[start DATA ENTRIES]

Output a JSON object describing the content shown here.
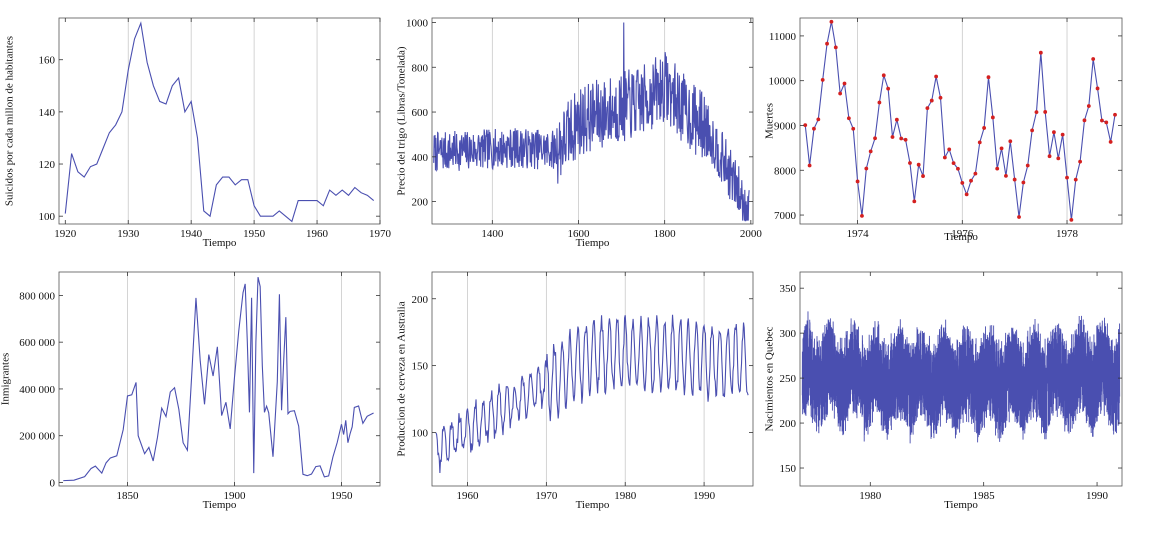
{
  "chart_data": [
    {
      "type": "line",
      "xlabel": "Tiempo",
      "ylabel": "Suicidos por cada millon de habitantes",
      "xlim": [
        1919,
        1970
      ],
      "ylim": [
        97,
        176
      ],
      "xticks": [
        1920,
        1930,
        1940,
        1950,
        1960,
        1970
      ],
      "yticks": [
        100,
        120,
        140,
        160
      ],
      "grid_x": [
        1930,
        1940,
        1950,
        1960
      ],
      "color": "#4a4fb0",
      "series": [
        {
          "x": [
            1920,
            1921,
            1922,
            1923,
            1924,
            1925,
            1926,
            1927,
            1928,
            1929,
            1930,
            1931,
            1932,
            1933,
            1934,
            1935,
            1936,
            1937,
            1938,
            1939,
            1940,
            1941,
            1942,
            1943,
            1944,
            1945,
            1946,
            1947,
            1948,
            1949,
            1950,
            1951,
            1952,
            1953,
            1954,
            1955,
            1956,
            1957,
            1958,
            1959,
            1960,
            1961,
            1962,
            1963,
            1964,
            1965,
            1966,
            1967,
            1968,
            1969
          ],
          "y": [
            101,
            124,
            117,
            115,
            119,
            120,
            126,
            132,
            135,
            140,
            156,
            168,
            174,
            159,
            150,
            144,
            143,
            150,
            153,
            140,
            144,
            130,
            102,
            100,
            112,
            115,
            115,
            112,
            114,
            114,
            104,
            100,
            100,
            100,
            102,
            100,
            98,
            106,
            106,
            106,
            106,
            104,
            110,
            108,
            110,
            108,
            111,
            109,
            108,
            106
          ]
        }
      ]
    },
    {
      "type": "line",
      "xlabel": "Tiempo",
      "ylabel": "Precio del trigo (Libras/Tonelada)",
      "xlim": [
        1260,
        2005
      ],
      "ylim": [
        100,
        1020
      ],
      "xticks": [
        1400,
        1600,
        1800,
        2000
      ],
      "yticks": [
        200,
        400,
        600,
        800,
        1000
      ],
      "grid_x": [
        1400,
        1600,
        1800
      ],
      "color": "#4a4fb0",
      "generated_series": {
        "kind": "wheat",
        "x_start": 1264,
        "x_end": 1996,
        "step": 1
      }
    },
    {
      "type": "line",
      "markers": true,
      "marker_color": "#d42020",
      "xlabel": "Tiempo",
      "ylabel": "Muertes",
      "xlim": [
        1972.9,
        1979.05
      ],
      "ylim": [
        6800,
        11400
      ],
      "xticks": [
        1974,
        1976,
        1978
      ],
      "yticks": [
        7000,
        8000,
        9000,
        10000,
        11000
      ],
      "grid_x": [
        1974,
        1976,
        1978
      ],
      "color": "#4a4fb0",
      "series": [
        {
          "x_start": 1973.0,
          "x_step": 0.08333,
          "y": [
            9007,
            8106,
            8928,
            9137,
            10017,
            10826,
            11317,
            10744,
            9713,
            9938,
            9161,
            8927,
            7750,
            6981,
            8038,
            8422,
            8714,
            9512,
            10120,
            9823,
            8743,
            9129,
            8710,
            8680,
            8162,
            7306,
            8124,
            7870,
            9387,
            9556,
            10093,
            9620,
            8285,
            8466,
            8160,
            8034,
            7717,
            7461,
            7767,
            7925,
            8623,
            8945,
            10078,
            9179,
            8037,
            8488,
            7874,
            8647,
            7792,
            6957,
            7726,
            8106,
            8890,
            9299,
            10625,
            9302,
            8314,
            8850,
            8265,
            8796,
            7836,
            6892,
            7791,
            8192,
            9115,
            9434,
            10484,
            9827,
            9110,
            9070,
            8633,
            9240
          ]
        }
      ]
    },
    {
      "type": "line",
      "xlabel": "Tiempo",
      "ylabel": "Inmigrantes",
      "xlim": [
        1818,
        1968
      ],
      "ylim": [
        -15000,
        900000
      ],
      "xticks": [
        1850,
        1900,
        1950
      ],
      "xtick_labels": [
        "1850",
        "1900",
        "1950"
      ],
      "yticks": [
        0,
        200000,
        400000,
        600000,
        800000
      ],
      "ytick_labels": [
        "0",
        "200 000",
        "400 000",
        "600 000",
        "800 000"
      ],
      "grid_x": [
        1850,
        1900,
        1950
      ],
      "color": "#4a4fb0",
      "series": [
        {
          "x": [
            1820,
            1825,
            1830,
            1833,
            1835,
            1838,
            1840,
            1842,
            1845,
            1848,
            1850,
            1852,
            1854,
            1855,
            1858,
            1860,
            1862,
            1864,
            1866,
            1868,
            1870,
            1872,
            1874,
            1876,
            1878,
            1880,
            1882,
            1884,
            1886,
            1888,
            1890,
            1892,
            1894,
            1896,
            1898,
            1900,
            1902,
            1904,
            1905,
            1906,
            1907,
            1908,
            1909,
            1910,
            1911,
            1912,
            1913,
            1914,
            1915,
            1916,
            1918,
            1920,
            1921,
            1922,
            1923,
            1924,
            1925,
            1926,
            1928,
            1930,
            1932,
            1934,
            1936,
            1938,
            1940,
            1942,
            1944,
            1946,
            1948,
            1950,
            1951,
            1952,
            1953,
            1954,
            1955,
            1956,
            1958,
            1960,
            1962,
            1965
          ],
          "y": [
            8000,
            10000,
            25000,
            60000,
            70000,
            40000,
            84000,
            105000,
            114000,
            226000,
            370000,
            375000,
            428000,
            200000,
            123000,
            150000,
            92000,
            192000,
            318000,
            282000,
            387000,
            405000,
            313000,
            170000,
            138000,
            457000,
            789000,
            519000,
            334000,
            547000,
            455000,
            580000,
            286000,
            343000,
            229000,
            449000,
            648000,
            812000,
            849000,
            600000,
            300000,
            790000,
            40000,
            600000,
            878000,
            838000,
            500000,
            300000,
            326000,
            298000,
            110000,
            430000,
            805000,
            309000,
            522000,
            707000,
            294000,
            304000,
            307000,
            241000,
            35000,
            29000,
            36000,
            68000,
            71000,
            24000,
            28000,
            109000,
            171000,
            249000,
            205000,
            266000,
            170000,
            208000,
            238000,
            321000,
            327000,
            253000,
            283000,
            297000
          ]
        }
      ]
    },
    {
      "type": "line",
      "xlabel": "Tiempo",
      "ylabel": "Produccion de cerveza en Australia",
      "xlim": [
        1955.5,
        1996.2
      ],
      "ylim": [
        60,
        220
      ],
      "xticks": [
        1960,
        1970,
        1980,
        1990
      ],
      "yticks": [
        100,
        150,
        200
      ],
      "grid_x": [
        1960,
        1970,
        1980,
        1990
      ],
      "color": "#4a4fb0",
      "generated_series": {
        "kind": "beer",
        "x_start": 1956.0,
        "x_end": 1995.6,
        "step": 0.08333
      }
    },
    {
      "type": "line",
      "xlabel": "Tiempo",
      "ylabel": "Nacimientos en Quebec",
      "xlim": [
        1976.9,
        1991.1
      ],
      "ylim": [
        130,
        368
      ],
      "xticks": [
        1980,
        1985,
        1990
      ],
      "yticks": [
        150,
        200,
        250,
        300,
        350
      ],
      "grid_x": [],
      "color": "#4a4fb0",
      "generated_series": {
        "kind": "quebec",
        "x_start": 1977.0,
        "x_end": 1991.0,
        "step": 0.00274
      }
    }
  ]
}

[end DATA ENTRIES]

» **STATED EXERCISE**
Transcribe all the records above word for word, without their images.

» **FINISHED TASK**
Output a JSON object describing the content shown here.
{
  "chart_data": [
    {
      "type": "line",
      "xlabel": "Tiempo",
      "ylabel": "Suicidos por cada millon de habitantes",
      "xlim": [
        1919,
        1970
      ],
      "ylim": [
        97,
        176
      ],
      "xticks": [
        1920,
        1930,
        1940,
        1950,
        1960,
        1970
      ],
      "yticks": [
        100,
        120,
        140,
        160
      ],
      "grid_x": [
        1930,
        1940,
        1950,
        1960
      ],
      "color": "#4a4fb0",
      "series": [
        {
          "x": [
            1920,
            1921,
            1922,
            1923,
            1924,
            1925,
            1926,
            1927,
            1928,
            1929,
            1930,
            1931,
            1932,
            1933,
            1934,
            1935,
            1936,
            1937,
            1938,
            1939,
            1940,
            1941,
            1942,
            1943,
            1944,
            1945,
            1946,
            1947,
            1948,
            1949,
            1950,
            1951,
            1952,
            1953,
            1954,
            1955,
            1956,
            1957,
            1958,
            1959,
            1960,
            1961,
            1962,
            1963,
            1964,
            1965,
            1966,
            1967,
            1968,
            1969
          ],
          "y": [
            101,
            124,
            117,
            115,
            119,
            120,
            126,
            132,
            135,
            140,
            156,
            168,
            174,
            159,
            150,
            144,
            143,
            150,
            153,
            140,
            144,
            130,
            102,
            100,
            112,
            115,
            115,
            112,
            114,
            114,
            104,
            100,
            100,
            100,
            102,
            100,
            98,
            106,
            106,
            106,
            106,
            104,
            110,
            108,
            110,
            108,
            111,
            109,
            108,
            106
          ]
        }
      ]
    },
    {
      "type": "line",
      "xlabel": "Tiempo",
      "ylabel": "Precio del trigo (Libras/Tonelada)",
      "xlim": [
        1260,
        2005
      ],
      "ylim": [
        100,
        1020
      ],
      "xticks": [
        1400,
        1600,
        1800,
        2000
      ],
      "yticks": [
        200,
        400,
        600,
        800,
        1000
      ],
      "grid_x": [
        1400,
        1600,
        1800
      ],
      "color": "#4a4fb0",
      "generated_series": {
        "kind": "wheat",
        "x_start": 1264,
        "x_end": 1996,
        "step": 1
      }
    },
    {
      "type": "line",
      "markers": true,
      "marker_color": "#d42020",
      "xlabel": "Tiempo",
      "ylabel": "Muertes",
      "xlim": [
        1972.9,
        1979.05
      ],
      "ylim": [
        6800,
        11400
      ],
      "xticks": [
        1974,
        1976,
        1978
      ],
      "yticks": [
        7000,
        8000,
        9000,
        10000,
        11000
      ],
      "grid_x": [
        1974,
        1976,
        1978
      ],
      "color": "#4a4fb0",
      "series": [
        {
          "x_start": 1973.0,
          "x_step": 0.08333,
          "y": [
            9007,
            8106,
            8928,
            9137,
            10017,
            10826,
            11317,
            10744,
            9713,
            9938,
            9161,
            8927,
            7750,
            6981,
            8038,
            8422,
            8714,
            9512,
            10120,
            9823,
            8743,
            9129,
            8710,
            8680,
            8162,
            7306,
            8124,
            7870,
            9387,
            9556,
            10093,
            9620,
            8285,
            8466,
            8160,
            8034,
            7717,
            7461,
            7767,
            7925,
            8623,
            8945,
            10078,
            9179,
            8037,
            8488,
            7874,
            8647,
            7792,
            6957,
            7726,
            8106,
            8890,
            9299,
            10625,
            9302,
            8314,
            8850,
            8265,
            8796,
            7836,
            6892,
            7791,
            8192,
            9115,
            9434,
            10484,
            9827,
            9110,
            9070,
            8633,
            9240
          ]
        }
      ]
    },
    {
      "type": "line",
      "xlabel": "Tiempo",
      "ylabel": "Inmigrantes",
      "xlim": [
        1818,
        1968
      ],
      "ylim": [
        -15000,
        900000
      ],
      "xticks": [
        1850,
        1900,
        1950
      ],
      "xtick_labels": [
        "1850",
        "1900",
        "1950"
      ],
      "yticks": [
        0,
        200000,
        400000,
        600000,
        800000
      ],
      "ytick_labels": [
        "0",
        "200 000",
        "400 000",
        "600 000",
        "800 000"
      ],
      "grid_x": [
        1850,
        1900,
        1950
      ],
      "color": "#4a4fb0",
      "series": [
        {
          "x": [
            1820,
            1825,
            1830,
            1833,
            1835,
            1838,
            1840,
            1842,
            1845,
            1848,
            1850,
            1852,
            1854,
            1855,
            1858,
            1860,
            1862,
            1864,
            1866,
            1868,
            1870,
            1872,
            1874,
            1876,
            1878,
            1880,
            1882,
            1884,
            1886,
            1888,
            1890,
            1892,
            1894,
            1896,
            1898,
            1900,
            1902,
            1904,
            1905,
            1906,
            1907,
            1908,
            1909,
            1910,
            1911,
            1912,
            1913,
            1914,
            1915,
            1916,
            1918,
            1920,
            1921,
            1922,
            1923,
            1924,
            1925,
            1926,
            1928,
            1930,
            1932,
            1934,
            1936,
            1938,
            1940,
            1942,
            1944,
            1946,
            1948,
            1950,
            1951,
            1952,
            1953,
            1954,
            1955,
            1956,
            1958,
            1960,
            1962,
            1965
          ],
          "y": [
            8000,
            10000,
            25000,
            60000,
            70000,
            40000,
            84000,
            105000,
            114000,
            226000,
            370000,
            375000,
            428000,
            200000,
            123000,
            150000,
            92000,
            192000,
            318000,
            282000,
            387000,
            405000,
            313000,
            170000,
            138000,
            457000,
            789000,
            519000,
            334000,
            547000,
            455000,
            580000,
            286000,
            343000,
            229000,
            449000,
            648000,
            812000,
            849000,
            600000,
            300000,
            790000,
            40000,
            600000,
            878000,
            838000,
            500000,
            300000,
            326000,
            298000,
            110000,
            430000,
            805000,
            309000,
            522000,
            707000,
            294000,
            304000,
            307000,
            241000,
            35000,
            29000,
            36000,
            68000,
            71000,
            24000,
            28000,
            109000,
            171000,
            249000,
            205000,
            266000,
            170000,
            208000,
            238000,
            321000,
            327000,
            253000,
            283000,
            297000
          ]
        }
      ]
    },
    {
      "type": "line",
      "xlabel": "Tiempo",
      "ylabel": "Produccion de cerveza en Australia",
      "xlim": [
        1955.5,
        1996.2
      ],
      "ylim": [
        60,
        220
      ],
      "xticks": [
        1960,
        1970,
        1980,
        1990
      ],
      "yticks": [
        100,
        150,
        200
      ],
      "grid_x": [
        1960,
        1970,
        1980,
        1990
      ],
      "color": "#4a4fb0",
      "generated_series": {
        "kind": "beer",
        "x_start": 1956.0,
        "x_end": 1995.6,
        "step": 0.08333
      }
    },
    {
      "type": "line",
      "xlabel": "Tiempo",
      "ylabel": "Nacimientos en Quebec",
      "xlim": [
        1976.9,
        1991.1
      ],
      "ylim": [
        130,
        368
      ],
      "xticks": [
        1980,
        1985,
        1990
      ],
      "yticks": [
        150,
        200,
        250,
        300,
        350
      ],
      "grid_x": [],
      "color": "#4a4fb0",
      "generated_series": {
        "kind": "quebec",
        "x_start": 1977.0,
        "x_end": 1991.0,
        "step": 0.00274
      }
    }
  ]
}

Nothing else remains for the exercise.